**Record excerpts:**
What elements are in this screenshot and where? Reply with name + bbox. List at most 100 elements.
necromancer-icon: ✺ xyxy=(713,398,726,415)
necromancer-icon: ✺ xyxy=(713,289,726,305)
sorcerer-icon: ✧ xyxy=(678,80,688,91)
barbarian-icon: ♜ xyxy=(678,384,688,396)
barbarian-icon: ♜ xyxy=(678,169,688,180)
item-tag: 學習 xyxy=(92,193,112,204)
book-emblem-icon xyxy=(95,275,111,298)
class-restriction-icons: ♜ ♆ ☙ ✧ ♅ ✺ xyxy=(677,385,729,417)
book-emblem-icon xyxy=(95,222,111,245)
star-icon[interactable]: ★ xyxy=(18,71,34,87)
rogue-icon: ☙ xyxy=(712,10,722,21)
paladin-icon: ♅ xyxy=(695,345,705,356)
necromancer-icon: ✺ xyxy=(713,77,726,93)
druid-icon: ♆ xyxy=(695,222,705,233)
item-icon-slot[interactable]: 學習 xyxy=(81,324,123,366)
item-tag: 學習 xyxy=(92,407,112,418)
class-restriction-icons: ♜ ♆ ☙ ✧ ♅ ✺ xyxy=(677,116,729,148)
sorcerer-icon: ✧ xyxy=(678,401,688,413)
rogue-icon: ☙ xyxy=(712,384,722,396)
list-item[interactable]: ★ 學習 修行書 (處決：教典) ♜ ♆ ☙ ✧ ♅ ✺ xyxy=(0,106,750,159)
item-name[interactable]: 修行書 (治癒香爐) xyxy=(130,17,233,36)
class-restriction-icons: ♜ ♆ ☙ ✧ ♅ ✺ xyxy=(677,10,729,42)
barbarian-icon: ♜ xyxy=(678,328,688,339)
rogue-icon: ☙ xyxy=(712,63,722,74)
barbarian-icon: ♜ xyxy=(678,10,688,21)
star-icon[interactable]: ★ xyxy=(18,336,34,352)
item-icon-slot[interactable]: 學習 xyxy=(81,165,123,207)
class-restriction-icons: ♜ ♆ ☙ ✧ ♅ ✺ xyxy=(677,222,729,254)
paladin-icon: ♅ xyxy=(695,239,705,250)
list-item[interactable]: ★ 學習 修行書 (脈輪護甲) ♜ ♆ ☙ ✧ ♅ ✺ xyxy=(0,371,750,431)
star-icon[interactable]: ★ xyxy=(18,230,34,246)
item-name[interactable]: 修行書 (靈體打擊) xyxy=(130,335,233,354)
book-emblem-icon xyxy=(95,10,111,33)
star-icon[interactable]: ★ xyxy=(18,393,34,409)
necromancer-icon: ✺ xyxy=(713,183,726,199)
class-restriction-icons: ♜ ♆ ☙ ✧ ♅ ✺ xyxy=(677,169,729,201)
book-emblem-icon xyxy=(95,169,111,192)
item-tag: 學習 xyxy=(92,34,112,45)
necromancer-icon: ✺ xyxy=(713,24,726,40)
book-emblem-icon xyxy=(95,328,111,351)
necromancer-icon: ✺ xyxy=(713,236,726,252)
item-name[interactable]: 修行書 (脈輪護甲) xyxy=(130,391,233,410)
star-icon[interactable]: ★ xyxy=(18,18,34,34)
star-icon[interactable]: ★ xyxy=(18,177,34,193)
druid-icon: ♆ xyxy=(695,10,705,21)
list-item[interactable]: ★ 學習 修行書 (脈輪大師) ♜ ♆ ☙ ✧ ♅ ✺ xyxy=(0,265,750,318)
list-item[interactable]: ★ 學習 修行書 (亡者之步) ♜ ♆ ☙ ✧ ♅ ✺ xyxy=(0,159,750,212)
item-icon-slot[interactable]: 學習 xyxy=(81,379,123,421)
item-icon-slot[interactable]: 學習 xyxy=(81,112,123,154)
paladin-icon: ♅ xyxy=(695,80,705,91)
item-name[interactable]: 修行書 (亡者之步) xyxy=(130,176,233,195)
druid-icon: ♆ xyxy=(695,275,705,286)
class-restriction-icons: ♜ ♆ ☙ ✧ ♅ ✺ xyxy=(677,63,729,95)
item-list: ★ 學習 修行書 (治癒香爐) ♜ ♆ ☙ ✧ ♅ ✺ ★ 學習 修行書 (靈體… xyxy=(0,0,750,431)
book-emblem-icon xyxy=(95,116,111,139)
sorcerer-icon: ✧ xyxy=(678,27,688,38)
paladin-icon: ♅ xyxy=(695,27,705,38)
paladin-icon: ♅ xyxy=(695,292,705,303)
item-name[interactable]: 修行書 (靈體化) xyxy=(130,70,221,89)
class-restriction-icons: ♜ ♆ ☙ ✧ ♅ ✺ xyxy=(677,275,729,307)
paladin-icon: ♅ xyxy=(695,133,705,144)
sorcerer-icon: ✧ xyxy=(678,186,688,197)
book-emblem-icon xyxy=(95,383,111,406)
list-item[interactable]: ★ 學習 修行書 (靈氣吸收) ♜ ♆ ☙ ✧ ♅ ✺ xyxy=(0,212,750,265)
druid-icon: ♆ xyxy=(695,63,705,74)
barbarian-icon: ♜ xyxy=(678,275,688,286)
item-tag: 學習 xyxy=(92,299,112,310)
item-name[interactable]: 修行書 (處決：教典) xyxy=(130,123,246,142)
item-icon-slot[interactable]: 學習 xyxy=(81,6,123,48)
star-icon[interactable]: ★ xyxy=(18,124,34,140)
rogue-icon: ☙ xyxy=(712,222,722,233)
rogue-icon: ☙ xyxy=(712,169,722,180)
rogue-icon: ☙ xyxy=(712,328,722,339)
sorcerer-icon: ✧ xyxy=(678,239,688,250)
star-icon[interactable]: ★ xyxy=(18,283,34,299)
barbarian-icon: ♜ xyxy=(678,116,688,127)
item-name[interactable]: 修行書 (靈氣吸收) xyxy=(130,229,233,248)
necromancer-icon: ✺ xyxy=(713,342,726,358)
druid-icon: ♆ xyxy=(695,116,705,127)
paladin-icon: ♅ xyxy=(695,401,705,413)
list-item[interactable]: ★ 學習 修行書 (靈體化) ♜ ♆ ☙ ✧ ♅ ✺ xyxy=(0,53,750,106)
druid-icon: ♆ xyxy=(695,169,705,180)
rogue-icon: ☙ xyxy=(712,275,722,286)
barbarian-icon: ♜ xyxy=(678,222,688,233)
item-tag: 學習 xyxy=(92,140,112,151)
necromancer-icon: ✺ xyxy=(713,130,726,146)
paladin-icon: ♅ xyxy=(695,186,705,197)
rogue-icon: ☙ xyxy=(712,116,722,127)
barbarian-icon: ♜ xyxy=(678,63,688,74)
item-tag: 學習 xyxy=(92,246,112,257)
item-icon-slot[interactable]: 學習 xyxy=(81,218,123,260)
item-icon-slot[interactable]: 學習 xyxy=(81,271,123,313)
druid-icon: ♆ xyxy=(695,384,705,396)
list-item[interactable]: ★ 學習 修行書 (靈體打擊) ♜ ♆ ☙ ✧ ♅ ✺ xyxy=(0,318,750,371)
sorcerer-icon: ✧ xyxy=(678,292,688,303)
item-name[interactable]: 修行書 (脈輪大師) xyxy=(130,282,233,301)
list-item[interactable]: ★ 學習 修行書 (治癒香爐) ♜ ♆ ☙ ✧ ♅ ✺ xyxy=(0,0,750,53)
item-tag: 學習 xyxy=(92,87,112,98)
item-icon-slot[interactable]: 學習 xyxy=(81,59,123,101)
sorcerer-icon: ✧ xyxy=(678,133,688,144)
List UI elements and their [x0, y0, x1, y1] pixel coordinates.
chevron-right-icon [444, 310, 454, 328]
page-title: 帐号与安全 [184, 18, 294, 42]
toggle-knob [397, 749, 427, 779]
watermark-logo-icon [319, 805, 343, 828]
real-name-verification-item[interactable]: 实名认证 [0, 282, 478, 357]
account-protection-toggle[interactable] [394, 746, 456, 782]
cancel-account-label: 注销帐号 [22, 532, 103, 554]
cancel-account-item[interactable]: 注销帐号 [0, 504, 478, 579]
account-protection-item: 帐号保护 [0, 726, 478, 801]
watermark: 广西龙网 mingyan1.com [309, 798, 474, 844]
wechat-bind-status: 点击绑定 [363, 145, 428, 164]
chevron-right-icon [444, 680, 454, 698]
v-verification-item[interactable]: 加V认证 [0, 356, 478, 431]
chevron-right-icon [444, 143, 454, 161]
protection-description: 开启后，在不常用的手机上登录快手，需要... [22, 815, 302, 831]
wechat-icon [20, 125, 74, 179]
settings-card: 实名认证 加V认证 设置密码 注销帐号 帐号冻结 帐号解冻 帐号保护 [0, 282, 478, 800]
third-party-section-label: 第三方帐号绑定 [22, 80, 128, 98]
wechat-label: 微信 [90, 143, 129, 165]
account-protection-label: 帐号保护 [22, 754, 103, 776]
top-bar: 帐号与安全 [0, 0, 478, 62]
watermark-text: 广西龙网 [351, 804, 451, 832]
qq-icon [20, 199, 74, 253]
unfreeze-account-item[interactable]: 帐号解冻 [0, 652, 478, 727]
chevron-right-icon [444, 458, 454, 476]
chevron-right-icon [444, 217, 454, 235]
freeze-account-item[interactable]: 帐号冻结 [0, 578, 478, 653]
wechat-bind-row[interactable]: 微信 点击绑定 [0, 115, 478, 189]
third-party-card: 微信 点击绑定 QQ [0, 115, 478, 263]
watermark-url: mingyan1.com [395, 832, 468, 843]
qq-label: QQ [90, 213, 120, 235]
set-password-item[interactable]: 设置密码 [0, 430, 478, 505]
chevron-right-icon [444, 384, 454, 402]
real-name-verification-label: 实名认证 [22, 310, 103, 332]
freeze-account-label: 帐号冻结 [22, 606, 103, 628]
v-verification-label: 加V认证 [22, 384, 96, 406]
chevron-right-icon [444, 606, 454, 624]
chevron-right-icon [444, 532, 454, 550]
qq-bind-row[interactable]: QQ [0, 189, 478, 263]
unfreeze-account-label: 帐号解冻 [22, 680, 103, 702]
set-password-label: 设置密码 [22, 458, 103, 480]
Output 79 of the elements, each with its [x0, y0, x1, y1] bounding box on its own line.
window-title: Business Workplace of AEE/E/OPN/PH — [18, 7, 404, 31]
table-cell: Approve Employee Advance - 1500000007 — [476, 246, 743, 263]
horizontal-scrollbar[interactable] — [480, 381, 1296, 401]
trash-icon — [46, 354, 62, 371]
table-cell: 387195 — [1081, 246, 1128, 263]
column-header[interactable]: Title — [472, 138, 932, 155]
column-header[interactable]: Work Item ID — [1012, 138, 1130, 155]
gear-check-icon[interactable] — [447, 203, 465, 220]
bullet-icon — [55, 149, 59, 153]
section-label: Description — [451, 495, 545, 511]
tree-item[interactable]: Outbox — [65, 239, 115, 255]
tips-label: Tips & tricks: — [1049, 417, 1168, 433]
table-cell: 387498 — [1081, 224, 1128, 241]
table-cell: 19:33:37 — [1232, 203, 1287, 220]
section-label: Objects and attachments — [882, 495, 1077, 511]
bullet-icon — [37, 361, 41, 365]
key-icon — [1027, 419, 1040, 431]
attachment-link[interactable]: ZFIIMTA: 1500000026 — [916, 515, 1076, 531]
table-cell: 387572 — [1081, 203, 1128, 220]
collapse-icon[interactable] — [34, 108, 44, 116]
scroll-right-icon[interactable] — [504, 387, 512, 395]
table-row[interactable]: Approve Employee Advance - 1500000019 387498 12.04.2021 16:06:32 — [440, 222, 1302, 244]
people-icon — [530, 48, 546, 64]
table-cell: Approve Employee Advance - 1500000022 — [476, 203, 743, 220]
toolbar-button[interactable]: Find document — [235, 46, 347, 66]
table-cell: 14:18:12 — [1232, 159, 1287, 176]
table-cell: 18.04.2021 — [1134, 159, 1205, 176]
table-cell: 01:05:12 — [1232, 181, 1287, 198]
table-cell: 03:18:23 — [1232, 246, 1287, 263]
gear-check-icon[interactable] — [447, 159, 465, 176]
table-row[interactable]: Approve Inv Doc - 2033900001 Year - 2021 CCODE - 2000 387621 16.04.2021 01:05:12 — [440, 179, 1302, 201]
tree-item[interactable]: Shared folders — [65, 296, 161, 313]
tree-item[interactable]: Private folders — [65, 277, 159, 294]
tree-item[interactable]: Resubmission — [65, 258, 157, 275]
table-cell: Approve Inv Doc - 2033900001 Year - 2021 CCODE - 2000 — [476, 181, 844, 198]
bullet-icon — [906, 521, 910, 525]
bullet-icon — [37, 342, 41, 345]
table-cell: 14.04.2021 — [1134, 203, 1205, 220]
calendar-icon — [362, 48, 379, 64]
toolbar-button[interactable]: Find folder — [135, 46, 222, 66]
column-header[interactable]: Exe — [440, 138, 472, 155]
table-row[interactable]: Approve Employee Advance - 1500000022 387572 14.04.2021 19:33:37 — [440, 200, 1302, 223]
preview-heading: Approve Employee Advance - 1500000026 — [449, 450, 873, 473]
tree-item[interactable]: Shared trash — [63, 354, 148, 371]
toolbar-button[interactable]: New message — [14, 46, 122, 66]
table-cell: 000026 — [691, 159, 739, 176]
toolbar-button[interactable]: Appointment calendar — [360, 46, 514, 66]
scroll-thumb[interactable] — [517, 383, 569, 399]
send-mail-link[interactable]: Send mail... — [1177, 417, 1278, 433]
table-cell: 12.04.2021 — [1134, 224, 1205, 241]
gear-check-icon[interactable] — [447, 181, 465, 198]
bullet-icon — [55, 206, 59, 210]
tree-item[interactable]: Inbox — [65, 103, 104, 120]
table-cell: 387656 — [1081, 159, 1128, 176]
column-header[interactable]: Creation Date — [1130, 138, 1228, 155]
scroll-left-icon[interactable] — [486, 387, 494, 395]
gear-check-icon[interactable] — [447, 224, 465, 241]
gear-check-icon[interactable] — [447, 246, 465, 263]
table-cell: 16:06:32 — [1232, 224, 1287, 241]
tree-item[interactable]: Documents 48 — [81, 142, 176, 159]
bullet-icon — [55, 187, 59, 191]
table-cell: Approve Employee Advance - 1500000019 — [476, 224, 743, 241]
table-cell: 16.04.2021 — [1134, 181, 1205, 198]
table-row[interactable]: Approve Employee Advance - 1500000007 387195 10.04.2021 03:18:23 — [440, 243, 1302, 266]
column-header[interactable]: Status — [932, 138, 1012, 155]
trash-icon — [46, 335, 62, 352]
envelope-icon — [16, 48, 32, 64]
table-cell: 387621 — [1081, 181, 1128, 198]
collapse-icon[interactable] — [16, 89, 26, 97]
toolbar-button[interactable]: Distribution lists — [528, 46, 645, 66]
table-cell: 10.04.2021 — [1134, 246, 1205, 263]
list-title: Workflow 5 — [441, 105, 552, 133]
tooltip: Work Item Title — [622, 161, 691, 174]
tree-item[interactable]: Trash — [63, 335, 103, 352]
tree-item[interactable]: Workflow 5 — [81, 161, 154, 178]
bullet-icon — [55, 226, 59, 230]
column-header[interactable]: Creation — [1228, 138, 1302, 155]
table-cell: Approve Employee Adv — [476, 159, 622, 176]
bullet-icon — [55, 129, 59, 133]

**Work to do:** Rewrite the data above as a numbered list, starting at its first line and ending with the line that contains "book-emblem-icon xyxy=(95,222,111,245)", both included. Leave out any blank lines.

**Written solution:**
1. What elements are in this screenshot and where? Reply with name + bbox. List at most 100 elements.
2. necromancer-icon: ✺ xyxy=(713,398,726,415)
3. necromancer-icon: ✺ xyxy=(713,289,726,305)
4. sorcerer-icon: ✧ xyxy=(678,80,688,91)
5. barbarian-icon: ♜ xyxy=(678,384,688,396)
6. barbarian-icon: ♜ xyxy=(678,169,688,180)
7. item-tag: 學習 xyxy=(92,193,112,204)
8. book-emblem-icon xyxy=(95,275,111,298)
9. class-restriction-icons: ♜ ♆ ☙ ✧ ♅ ✺ xyxy=(677,385,729,417)
10. book-emblem-icon xyxy=(95,222,111,245)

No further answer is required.